» **Required work**:
All of the data that follows should be retyped exactly, please, except the pictures.

[Records from a collection]
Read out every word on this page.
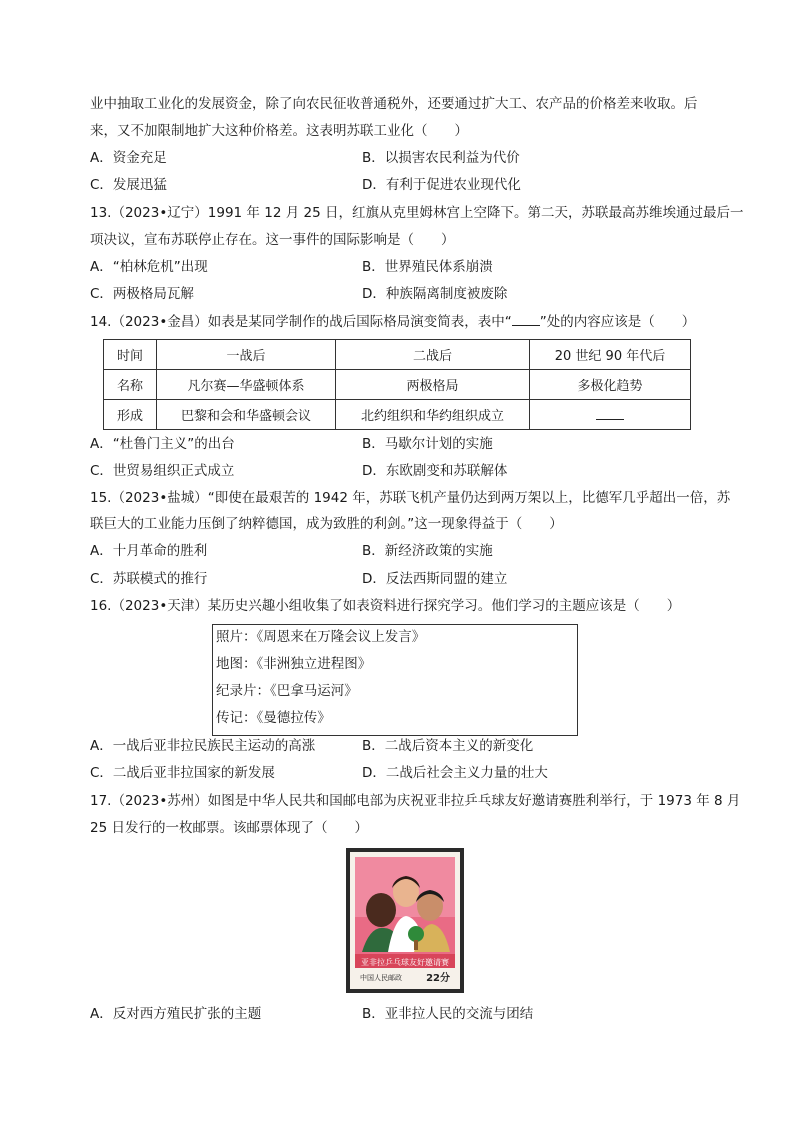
业中抽取工业化的发展资金，除了向农民征收普通税外，还要通过扩大工、农产品的价格差来收取。后
来，又不加限制地扩大这种价格差。这表明苏联工业化（　　）
A．资金充足	B．以损害农民利益为代价
C．发展迅猛	D．有利于促进农业现代化
13.（2023•辽宁）1991 年 12 月 25 日，红旗从克里姆林宫上空降下。第二天，苏联最高苏维埃通过最后一
项决议，宣布苏联停止存在。这一事件的国际影响是（　　）
A．“柏林危机”出现	B．世界殖民体系崩溃
C．两极格局瓦解	D．种族隔离制度被废除
14.（2023•金昌）如表是某同学制作的战后国际格局演变简表，表中“ ”处的内容应该是（　　）
时间	一战后	二战后	20 世纪 90 年代后
名称	凡尔赛—华盛顿体系	两极格局	多极化趋势
形成	巴黎和会和华盛顿会议	北约组织和华约组织成立	
A．“杜鲁门主义”的出台	B．马歇尔计划的实施
C．世贸易组织正式成立	D．东欧剧变和苏联解体
15.（2023•盐城）“即使在最艰苦的 1942 年，苏联飞机产量仍达到两万架以上，比德军几乎超出一倍，苏
联巨大的工业能力压倒了纳粹德国，成为致胜的利剑。”这一现象得益于（　　）
A．十月革命的胜利	B．新经济政策的实施
C．苏联模式的推行	D．反法西斯同盟的建立
16.（2023•天津）某历史兴趣小组收集了如表资料进行探究学习。他们学习的主题应该是（　　）
照片：《周恩来在万隆会议上发言》
地图：《非洲独立进程图》
纪录片：《巴拿马运河》
传记：《曼德拉传》
A．一战后亚非拉民族民主运动的高涨	B．二战后资本主义的新变化
C．二战后亚非拉国家的新发展	D．二战后社会主义力量的壮大
17.（2023•苏州）如图是中华人民共和国邮电部为庆祝亚非拉乒乓球友好邀请赛胜利举行，于 1973 年 8 月
25 日发行的一枚邮票。该邮票体现了（　　）
亚非拉乒乓球友好邀请赛
中国人民邮政 22分
A．反对西方殖民扩张的主题	B．亚非拉人民的交流与团结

» **Result below**:
Read out every word on this page.
业中抽取工业化的发展资金，除了向农民征收普通税外，还要通过扩大工、农产品的价格差来收取。后
来，又不加限制地扩大这种价格差。这表明苏联工业化（　　）
A．资金充足	B．以损害农民利益为代价
C．发展迅猛	D．有利于促进农业现代化
13.（2023•辽宁）1991 年 12 月 25 日，红旗从克里姆林宫上空降下。第二天，苏联最高苏维埃通过最后一
项决议，宣布苏联停止存在。这一事件的国际影响是（　　）
A．“柏林危机”出现	B．世界殖民体系崩溃
C．两极格局瓦解	D．种族隔离制度被废除
14.（2023•金昌）如表是某同学制作的战后国际格局演变简表，表中“ ”处的内容应该是（　　）
时间	一战后	二战后	20 世纪 90 年代后
名称	凡尔赛—华盛顿体系	两极格局	多极化趋势
形成	巴黎和会和华盛顿会议	北约组织和华约组织成立	
A．“杜鲁门主义”的出台	B．马歇尔计划的实施
C．世贸易组织正式成立	D．东欧剧变和苏联解体
15.（2023•盐城）“即使在最艰苦的 1942 年，苏联飞机产量仍达到两万架以上，比德军几乎超出一倍，苏
联巨大的工业能力压倒了纳粹德国，成为致胜的利剑。”这一现象得益于（　　）
A．十月革命的胜利	B．新经济政策的实施
C．苏联模式的推行	D．反法西斯同盟的建立
16.（2023•天津）某历史兴趣小组收集了如表资料进行探究学习。他们学习的主题应该是（　　）
照片：《周恩来在万隆会议上发言》
地图：《非洲独立进程图》
纪录片：《巴拿马运河》
传记：《曼德拉传》
A．一战后亚非拉民族民主运动的高涨	B．二战后资本主义的新变化
C．二战后亚非拉国家的新发展	D．二战后社会主义力量的壮大
17.（2023•苏州）如图是中华人民共和国邮电部为庆祝亚非拉乒乓球友好邀请赛胜利举行，于 1973 年 8 月
25 日发行的一枚邮票。该邮票体现了（　　）
亚非拉乒乓球友好邀请赛
中国人民邮政 22分
A．反对西方殖民扩张的主题	B．亚非拉人民的交流与团结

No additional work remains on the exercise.